(Records from a data source)
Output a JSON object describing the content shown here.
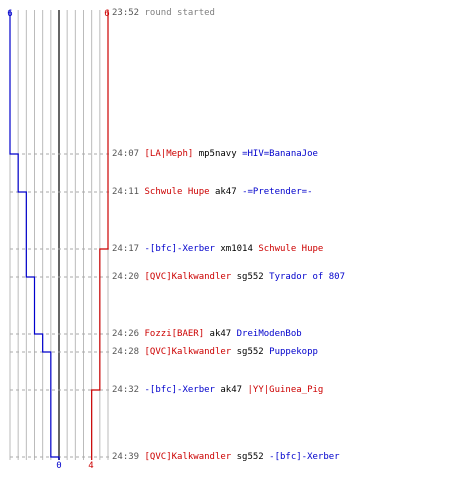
{
  "scale": {
    "left_start": "6",
    "right_start": "6",
    "left_end": "0",
    "right_end": "4"
  },
  "events": [
    {
      "time": "23:52",
      "message": "round started"
    },
    {
      "time": "24:07",
      "killer": "[LA|Meph]",
      "killer_team": "red",
      "weapon": "mp5navy",
      "victim": "=HIV=BananaJoe",
      "victim_team": "blue"
    },
    {
      "time": "24:11",
      "killer": "Schwule Hupe",
      "killer_team": "red",
      "weapon": "ak47",
      "victim": "-=Pretender=-",
      "victim_team": "blue"
    },
    {
      "time": "24:17",
      "killer": "-[bfc]-Xerber",
      "killer_team": "blue",
      "weapon": "xm1014",
      "victim": "Schwule Hupe",
      "victim_team": "red"
    },
    {
      "time": "24:20",
      "killer": "[QVC]Kalkwandler",
      "killer_team": "red",
      "weapon": "sg552",
      "victim": "Tyrador of 807",
      "victim_team": "blue"
    },
    {
      "time": "24:26",
      "killer": "Fozzi[BAER]",
      "killer_team": "red",
      "weapon": "ak47",
      "victim": "DreiModenBob",
      "victim_team": "blue"
    },
    {
      "time": "24:28",
      "killer": "[QVC]Kalkwandler",
      "killer_team": "red",
      "weapon": "sg552",
      "victim": "Puppekopp",
      "victim_team": "blue"
    },
    {
      "time": "24:32",
      "killer": "-[bfc]-Xerber",
      "killer_team": "blue",
      "weapon": "ak47",
      "victim": "|YY|Guinea_Pig",
      "victim_team": "red"
    },
    {
      "time": "24:39",
      "killer": "[QVC]Kalkwandler",
      "killer_team": "red",
      "weapon": "sg552",
      "victim": "-[bfc]-Xerber",
      "victim_team": "blue"
    }
  ],
  "colors": {
    "red_team": "#cc0000",
    "blue_team": "#0000cc",
    "grid": "#bbbbbb",
    "center_line": "#666666",
    "dashed": "#aaaaaa"
  },
  "chart_data": {
    "type": "line",
    "series": [
      {
        "values": [
          6,
          5,
          4,
          4,
          3,
          2,
          1,
          1,
          0
        ]
      },
      {
        "values": [
          6,
          6,
          6,
          5,
          5,
          5,
          5,
          4,
          4
        ]
      }
    ],
    "x": [
      "23:52",
      "24:07",
      "24:11",
      "24:17",
      "24:20",
      "24:26",
      "24:28",
      "24:32",
      "24:39"
    ],
    "ylim": [
      0,
      6
    ]
  }
}
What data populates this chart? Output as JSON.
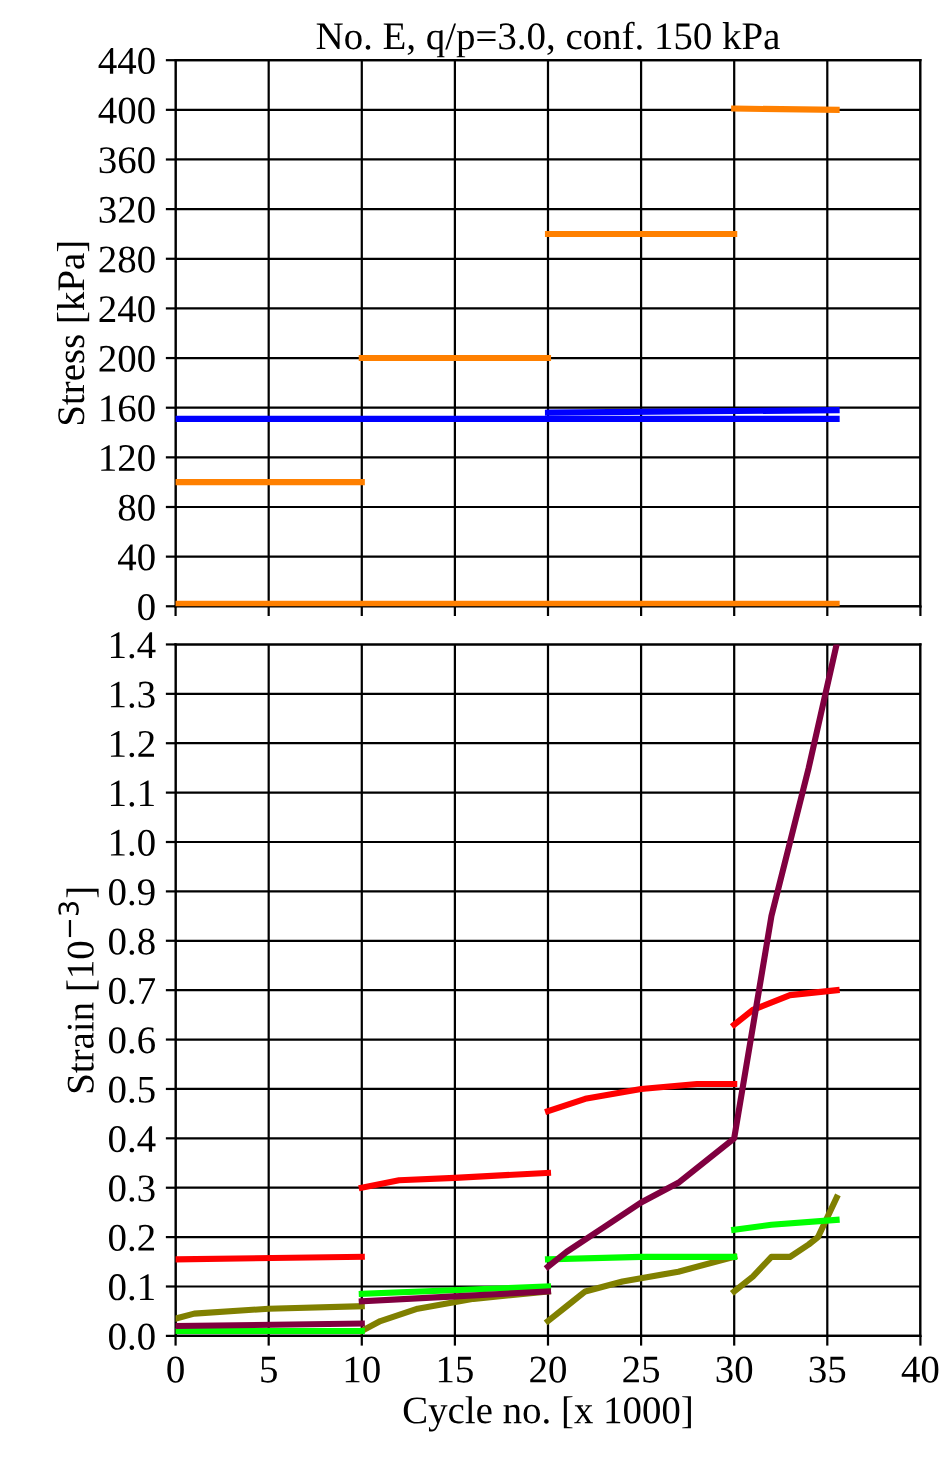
{
  "chart_data": [
    {
      "type": "line",
      "title": "No. E, q/p=3.0, conf. 150 kPa",
      "ylabel": "Stress [kPa]",
      "xlim": [
        0,
        40
      ],
      "xticks": [
        0,
        5,
        10,
        15,
        20,
        25,
        30,
        35,
        40
      ],
      "ylim": [
        0,
        440
      ],
      "yticks": [
        0,
        40,
        80,
        120,
        160,
        200,
        240,
        280,
        320,
        360,
        400,
        440
      ],
      "grid": true,
      "tick_labels": "y",
      "legend": false,
      "marker": "none",
      "line_style": "solid",
      "series": [
        {
          "color": "#ff8000",
          "x": [
            0,
            10
          ],
          "values": [
            100,
            100
          ]
        },
        {
          "color": "#ff8000",
          "x": [
            10,
            20
          ],
          "values": [
            200,
            200
          ]
        },
        {
          "color": "#ff8000",
          "x": [
            20,
            30
          ],
          "values": [
            300,
            300
          ]
        },
        {
          "color": "#ff8000",
          "x": [
            30,
            35.5
          ],
          "values": [
            401,
            400
          ]
        },
        {
          "color": "#ff8000",
          "x": [
            0,
            35.5
          ],
          "values": [
            2,
            2
          ]
        },
        {
          "color": "#0000ff",
          "x": [
            0,
            35.5
          ],
          "values": [
            151,
            151
          ]
        },
        {
          "color": "#0000ff",
          "x": [
            20,
            35.5
          ],
          "values": [
            156,
            158
          ]
        }
      ]
    },
    {
      "type": "line",
      "xlabel": "Cycle no. [x 1000]",
      "ylabel": "Strain [10$^{−3}$]",
      "xlim": [
        0,
        40
      ],
      "xticks": [
        0,
        5,
        10,
        15,
        20,
        25,
        30,
        35,
        40
      ],
      "ylim": [
        0,
        1.4
      ],
      "yticks": [
        {
          "value": 0,
          "label": "0.0"
        },
        {
          "value": 0.1,
          "label": "0.1"
        },
        {
          "value": 0.2,
          "label": "0.2"
        },
        {
          "value": 0.3,
          "label": "0.3"
        },
        {
          "value": 0.4,
          "label": "0.4"
        },
        {
          "value": 0.5,
          "label": "0.5"
        },
        {
          "value": 0.6,
          "label": "0.6"
        },
        {
          "value": 0.7,
          "label": "0.7"
        },
        {
          "value": 0.8,
          "label": "0.8"
        },
        {
          "value": 0.9,
          "label": "0.9"
        },
        {
          "value": 1.0,
          "label": "1.0"
        },
        {
          "value": 1.1,
          "label": "1.1"
        },
        {
          "value": 1.2,
          "label": "1.2"
        },
        {
          "value": 1.3,
          "label": "1.3"
        },
        {
          "value": 1.4,
          "label": "1.4"
        }
      ],
      "grid": true,
      "legend": false,
      "marker": "none",
      "line_style": "solid",
      "series": [
        {
          "color": "#ff0000",
          "x": [
            0,
            10
          ],
          "values": [
            0.155,
            0.16
          ]
        },
        {
          "color": "#ff0000",
          "x": [
            10,
            12,
            15,
            20
          ],
          "values": [
            0.3,
            0.315,
            0.32,
            0.33
          ]
        },
        {
          "color": "#ff0000",
          "x": [
            20,
            22,
            25,
            28,
            30
          ],
          "values": [
            0.455,
            0.48,
            0.5,
            0.51,
            0.51
          ]
        },
        {
          "color": "#ff0000",
          "x": [
            30,
            31,
            33,
            35.5
          ],
          "values": [
            0.63,
            0.66,
            0.69,
            0.7
          ]
        },
        {
          "color": "#808000",
          "x": [
            0,
            1,
            5,
            10
          ],
          "values": [
            0.035,
            0.045,
            0.055,
            0.06
          ]
        },
        {
          "color": "#808000",
          "x": [
            10,
            11,
            13,
            16,
            20
          ],
          "values": [
            0.01,
            0.03,
            0.055,
            0.075,
            0.09
          ]
        },
        {
          "color": "#808000",
          "x": [
            20,
            21,
            22,
            24,
            27,
            30
          ],
          "values": [
            0.03,
            0.06,
            0.09,
            0.11,
            0.13,
            0.16
          ]
        },
        {
          "color": "#808000",
          "x": [
            30,
            31,
            32,
            33,
            34,
            34.5,
            35.5
          ],
          "values": [
            0.09,
            0.12,
            0.16,
            0.16,
            0.185,
            0.2,
            0.28
          ]
        },
        {
          "color": "#00ff00",
          "x": [
            0,
            10
          ],
          "values": [
            0.01,
            0.01
          ]
        },
        {
          "color": "#00ff00",
          "x": [
            10,
            20
          ],
          "values": [
            0.085,
            0.1
          ]
        },
        {
          "color": "#00ff00",
          "x": [
            20,
            25,
            30
          ],
          "values": [
            0.155,
            0.16,
            0.16
          ]
        },
        {
          "color": "#00ff00",
          "x": [
            30,
            32,
            35.5
          ],
          "values": [
            0.215,
            0.225,
            0.235
          ]
        },
        {
          "color": "#800040",
          "x": [
            0,
            10
          ],
          "values": [
            0.02,
            0.025
          ]
        },
        {
          "color": "#800040",
          "x": [
            10,
            15,
            20
          ],
          "values": [
            0.07,
            0.08,
            0.09
          ]
        },
        {
          "color": "#800040",
          "x": [
            20,
            21,
            23,
            25,
            27,
            30,
            32,
            34,
            35.5
          ],
          "values": [
            0.14,
            0.17,
            0.22,
            0.27,
            0.31,
            0.4,
            0.85,
            1.15,
            1.4
          ]
        }
      ]
    }
  ]
}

Given instruction:
Copy each line in the data that holds the word "JSON".

Result of this task:
Output a JSON object describing the content shown here.
What data populates this chart? Output as JSON.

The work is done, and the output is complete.